:: Stated task ::
Return all of the entries word for word, but omit the pictures they contain.

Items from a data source
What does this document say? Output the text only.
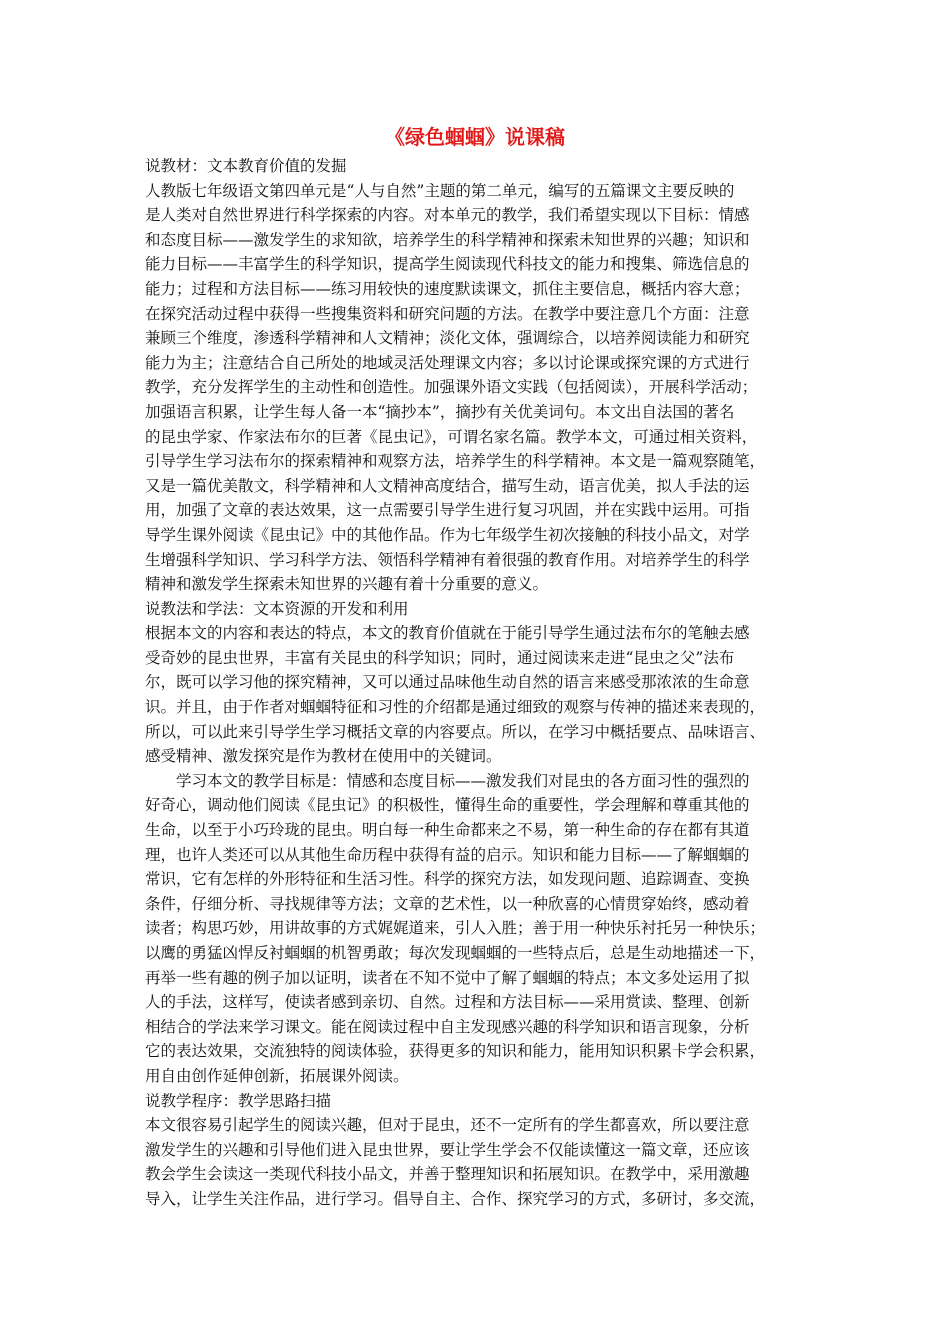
《绿色蝈蝈》说课稿
说教材：文本教育价值的发掘
人教版七年级语文第四单元是“人与自然”主题的第二单元，编写的五篇课文主要反映的
是人类对自然世界进行科学探索的内容。对本单元的教学，我们希望实现以下目标：情感
和态度目标——激发学生的求知欲，培养学生的科学精神和探索未知世界的兴趣；知识和
能力目标——丰富学生的科学知识，提高学生阅读现代科技文的能力和搜集、筛选信息的
能力；过程和方法目标——练习用较快的速度默读课文，抓住主要信息，概括内容大意；
在探究活动过程中获得一些搜集资料和研究问题的方法。在教学中要注意几个方面：注意
兼顾三个维度，渗透科学精神和人文精神；淡化文体，强调综合，以培养阅读能力和研究
能力为主；注意结合自己所处的地域灵活处理课文内容；多以讨论课或探究课的方式进行
教学，充分发挥学生的主动性和创造性。加强课外语文实践（包括阅读），开展科学活动；
加强语言积累，让学生每人备一本“摘抄本”，摘抄有关优美词句。本文出自法国的著名
的昆虫学家、作家法布尔的巨著《昆虫记》，可谓名家名篇。教学本文，可通过相关资料，
引导学生学习法布尔的探索精神和观察方法，培养学生的科学精神。本文是一篇观察随笔，
又是一篇优美散文，科学精神和人文精神高度结合，描写生动，语言优美，拟人手法的运
用，加强了文章的表达效果，这一点需要引导学生进行复习巩固，并在实践中运用。可指
导学生课外阅读《昆虫记》中的其他作品。作为七年级学生初次接触的科技小品文，对学
生增强科学知识、学习科学方法、领悟科学精神有着很强的教育作用。对培养学生的科学
精神和激发学生探索未知世界的兴趣有着十分重要的意义。
说教法和学法：文本资源的开发和利用
根据本文的内容和表达的特点，本文的教育价值就在于能引导学生通过法布尔的笔触去感
受奇妙的昆虫世界，丰富有关昆虫的科学知识；同时，通过阅读来走进“昆虫之父”法布
尔，既可以学习他的探究精神，又可以通过品味他生动自然的语言来感受那浓浓的生命意
识。并且，由于作者对蝈蝈特征和习性的介绍都是通过细致的观察与传神的描述来表现的，
所以，可以此来引导学生学习概括文章的内容要点。所以，在学习中概括要点、品味语言、
感受精神、激发探究是作为教材在使用中的关键词。
学习本文的教学目标是：情感和态度目标——激发我们对昆虫的各方面习性的强烈的
好奇心，调动他们阅读《昆虫记》的积极性，懂得生命的重要性，学会理解和尊重其他的
生命，以至于小巧玲珑的昆虫。明白每一种生命都来之不易，第一种生命的存在都有其道
理，也许人类还可以从其他生命历程中获得有益的启示。知识和能力目标——了解蝈蝈的
常识，它有怎样的外形特征和生活习性。科学的探究方法，如发现问题、追踪调查、变换
条件，仔细分析、寻找规律等方法；文章的艺术性，以一种欣喜的心情贯穿始终，感动着
读者；构思巧妙，用讲故事的方式娓娓道来，引人入胜；善于用一种快乐衬托另一种快乐；
以鹰的勇猛凶悍反衬蝈蝈的机智勇敢；每次发现蝈蝈的一些特点后，总是生动地描述一下，
再举一些有趣的例子加以证明，读者在不知不觉中了解了蝈蝈的特点；本文多处运用了拟
人的手法，这样写，使读者感到亲切、自然。过程和方法目标——采用赏读、整理、创新
相结合的学法来学习课文。能在阅读过程中自主发现感兴趣的科学知识和语言现象，分析
它的表达效果，交流独特的阅读体验，获得更多的知识和能力，能用知识积累卡学会积累，
用自由创作延伸创新，拓展课外阅读。
说教学程序：教学思路扫描
本文很容易引起学生的阅读兴趣，但对于昆虫，还不一定所有的学生都喜欢，所以要注意
激发学生的兴趣和引导他们进入昆虫世界，要让学生学会不仅能读懂这一篇文章，还应该
教会学生会读这一类现代科技小品文，并善于整理知识和拓展知识。在教学中，采用激趣
导入，让学生关注作品，进行学习。倡导自主、合作、探究学习的方式，多研讨，多交流，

:: Response ::
What does this document say? Output the text only.
《绿色蝈蝈》说课稿
说教材：文本教育价值的发掘
人教版七年级语文第四单元是“人与自然”主题的第二单元，编写的五篇课文主要反映的
是人类对自然世界进行科学探索的内容。对本单元的教学，我们希望实现以下目标：情感
和态度目标——激发学生的求知欲，培养学生的科学精神和探索未知世界的兴趣；知识和
能力目标——丰富学生的科学知识，提高学生阅读现代科技文的能力和搜集、筛选信息的
能力；过程和方法目标——练习用较快的速度默读课文，抓住主要信息，概括内容大意；
在探究活动过程中获得一些搜集资料和研究问题的方法。在教学中要注意几个方面：注意
兼顾三个维度，渗透科学精神和人文精神；淡化文体，强调综合，以培养阅读能力和研究
能力为主；注意结合自己所处的地域灵活处理课文内容；多以讨论课或探究课的方式进行
教学，充分发挥学生的主动性和创造性。加强课外语文实践（包括阅读），开展科学活动；
加强语言积累，让学生每人备一本“摘抄本”，摘抄有关优美词句。本文出自法国的著名
的昆虫学家、作家法布尔的巨著《昆虫记》，可谓名家名篇。教学本文，可通过相关资料，
引导学生学习法布尔的探索精神和观察方法，培养学生的科学精神。本文是一篇观察随笔，
又是一篇优美散文，科学精神和人文精神高度结合，描写生动，语言优美，拟人手法的运
用，加强了文章的表达效果，这一点需要引导学生进行复习巩固，并在实践中运用。可指
导学生课外阅读《昆虫记》中的其他作品。作为七年级学生初次接触的科技小品文，对学
生增强科学知识、学习科学方法、领悟科学精神有着很强的教育作用。对培养学生的科学
精神和激发学生探索未知世界的兴趣有着十分重要的意义。
说教法和学法：文本资源的开发和利用
根据本文的内容和表达的特点，本文的教育价值就在于能引导学生通过法布尔的笔触去感
受奇妙的昆虫世界，丰富有关昆虫的科学知识；同时，通过阅读来走进“昆虫之父”法布
尔，既可以学习他的探究精神，又可以通过品味他生动自然的语言来感受那浓浓的生命意
识。并且，由于作者对蝈蝈特征和习性的介绍都是通过细致的观察与传神的描述来表现的，
所以，可以此来引导学生学习概括文章的内容要点。所以，在学习中概括要点、品味语言、
感受精神、激发探究是作为教材在使用中的关键词。
学习本文的教学目标是：情感和态度目标——激发我们对昆虫的各方面习性的强烈的
好奇心，调动他们阅读《昆虫记》的积极性，懂得生命的重要性，学会理解和尊重其他的
生命，以至于小巧玲珑的昆虫。明白每一种生命都来之不易，第一种生命的存在都有其道
理，也许人类还可以从其他生命历程中获得有益的启示。知识和能力目标——了解蝈蝈的
常识，它有怎样的外形特征和生活习性。科学的探究方法，如发现问题、追踪调查、变换
条件，仔细分析、寻找规律等方法；文章的艺术性，以一种欣喜的心情贯穿始终，感动着
读者；构思巧妙，用讲故事的方式娓娓道来，引人入胜；善于用一种快乐衬托另一种快乐；
以鹰的勇猛凶悍反衬蝈蝈的机智勇敢；每次发现蝈蝈的一些特点后，总是生动地描述一下，
再举一些有趣的例子加以证明，读者在不知不觉中了解了蝈蝈的特点；本文多处运用了拟
人的手法，这样写，使读者感到亲切、自然。过程和方法目标——采用赏读、整理、创新
相结合的学法来学习课文。能在阅读过程中自主发现感兴趣的科学知识和语言现象，分析
它的表达效果，交流独特的阅读体验，获得更多的知识和能力，能用知识积累卡学会积累，
用自由创作延伸创新，拓展课外阅读。
说教学程序：教学思路扫描
本文很容易引起学生的阅读兴趣，但对于昆虫，还不一定所有的学生都喜欢，所以要注意
激发学生的兴趣和引导他们进入昆虫世界，要让学生学会不仅能读懂这一篇文章，还应该
教会学生会读这一类现代科技小品文，并善于整理知识和拓展知识。在教学中，采用激趣
导入，让学生关注作品，进行学习。倡导自主、合作、探究学习的方式，多研讨，多交流，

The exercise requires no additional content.